Julius Evola: un être à contre-courant

 

Il y aurait bien sûr une infinité de choses importantes à dire sur Julius Evola. Je me contenterai de vous faire part, ici, de son extraordinaire charisme aristocratique, patricien, de la dépersonnalisation initiatique parfaitement atteinte et maîtrisée de son propre être, qui n'était déjà plus rien d'au­tre qu'un concept d'action engagé dans le devenir provi­den­tiel de la "grande histoire" en marche, dont tous les ef­forts combattants tentaient, pourtant, d'en renverser le cou­rant. Car Julius Evola était, en effet, un être à contre-courant, une négation ontologiquement active de l' actuel cours crépusculaire d'une histoire du monde devenue, fina­le­ment, en elle-même, une instance de la grande conspi­ration subversive du non-être au pouvoir. Je prétendrai donc qu'une certaine lumière émanait, supérieure, mais en même temps dissimulée de sa personne, et que le simple fait de fréquenter Julius Evola, de se trouver même indi­rec­tement sous son influence active, impliquait déjà un avan­cement spirituel significatif, majeur, voire secrè­te­ment transfigurant. Il était là, mais caché derrière sa pro­pre présence refermée sur elle-même, hors d'atteinte.

 

Et je pense qu'il me sera également permis d'affirmer que la vision doctrinale personnelle et ultime, secrète, de Ju­lius Evola, sa vision de ce monde et de l'action en ce mon­de, se trouvait polarisée sur les destinées suprahistoriques occultes de Rome, qu'il considérait, et cela jusque dans sa continuité historique actuelle  —j'entends jusque dans son actuelle identité catholique— comme le véritable centre spi­rituel impérial, polaire  —dans le visible et dans l'in­visible—  de l'actuel grand cycle historique finissant. Julius Evola ne s'était en effet jamais considéré lui-même que sous l'identité d'"agent secret", dans le siècle, de la Roma Ae­terna.

 

Je pourrais aussi livrer bien de révélations décisives —voire étourdissantes, en fin de compte— à partir de mes propres souvenirs des longs entretiens confidentiels que j'avais eu avec Julius Evola, à Rome, chez lui, Corso Vittorio Em­ma­nuele, l'été et l'automne de 1968. Mais je m'interdis de le faire dans la mesure où je n'ignore pas qu'un profond secret opératoire en recouvre encore le contenu, qu'il serait infi­ni­ment dangereux  —et à présent bien plus que pour le pas­sé— de porter abruptement à la lumière du jour. Car l'heu­re n'en est pas encore tout à fait venue pour cela.

• _EXTRAIT DE DONNÉES_

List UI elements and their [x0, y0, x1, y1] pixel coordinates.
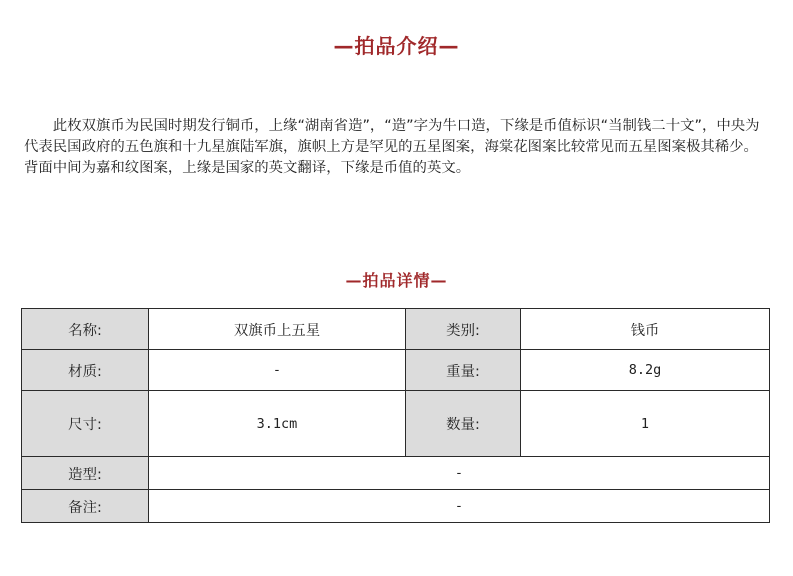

• _CONSIGNES_
1/ Dans le texte sur Julius Evola, quels mots qualifient l'« avancement spirituel » qu'impliquait le fait de le fréquenter ? Donnez-les tous.
2/ Écrivez la suite du texte sur Julius Evola, en repartant de sa dernière phrase.

• _RÉPONSES_
1/
- significatif
- majeur
- secrètement transfigurant

2/
 

La "centrale polaire" du Corso Vittorio Emmanuele

 

Je peux néanmoins vous signaler que dans mon roman Le gué des Louves, Paris 1995, pages 20-31, je m'étais quand même permis de faire certains aveux d'une extrême impor­tance, d'une haute gravité spirituelle et philosophique —je devrais sans doute dire "philosophale", comme la "pierre philosophale"— sur certains événements de mon séjour ro­main auprès de Julius Evola, en 1968, et sur mes fréquen­tations confidentielles d'une "centrale polaire" occulte, ou­verte toute la nuit, Corso Vittorio Emmanuele, presque en bas de chez Julius Evola, le Daponte Blu.

 

Les réverbérations encore souterrainement agissantes de la doc­trine traditionnelle de Julius Evola, ainsi que son en­sei­gnement politico-révolutionnaire à contre-courant, tracent derrière lui un profond sillon ardent, un sillon d'incan­des­cence vive auquel devraient s'abreuver ceux des nôtres qui portent cachée en eux une prédestination spéciale, qui ont accédé à la différence. Car Julius Evola avait lui-mê­me en quelque sorte dépassé la condition humaine, il avait fait émerger en lui le surhomme qui reste à venir. Loin d'être un homme du passé, Julius Evola était un hom­me de l'avenir d'au-delà du plus lointain avenir. L'homme de la surhumanité solaire du Regnus Novissimum qu'avait entrevu Virgile.

 

L'un de vos premiers romans était La Mi­sé­ri­cor­dieuse Couronne du Tantra. Pouvez-vous nous expliquer comment vous voyez le con­cept de Tantra?

 

La Miséricordieuse Couronne du Tantra n'était pas un ro­man, mais un recueil de poèmes initiatiquement opéra­toi­res. Le tantrisme  —ce que l'on devrait appeler l'Aedificium Tantricum— est un ensemble doctrinal comptant une série d'étagements intérieurs de plus en plus occultes, de plus en plus prohibés, visant à porter l'être humain à sa libération  —ou à sa délivrance— ultime par les moyens d'une certaine expérience personnelle intime du "mystère de l'amour", du mystère de l'Incendium Amoris.

 

Si la substance vivante du cosmos dans sa totalité ultime n'est constituée que du feu, que de l'embrasement amou­reux se retournant indéfiniment sur lui-même et surcentré, polarisé sur la relation nuptiale abyssale régnant à l'in­té­rieur de l'espace propre, de l'espace unitaire du Couple Di­vin, l'accélération intensificatrice, superactivante d'une cer­taine expérience amoureuse de limite, portée à ses états paroxystiques tout derniers, fait  —peut faire— qu'une identification à la fois symbolique en même temps qu'on­tologique avec le Couple Divin apparaisse —à la limite— possible, qui dépersonnalise, éveille et livre les pouvoirs su­pra­humains de celui-ci aux amants tantriquement en­ga­gés corps et âmes dans les voies dévastatrices de l'In­cen­dium Amoris.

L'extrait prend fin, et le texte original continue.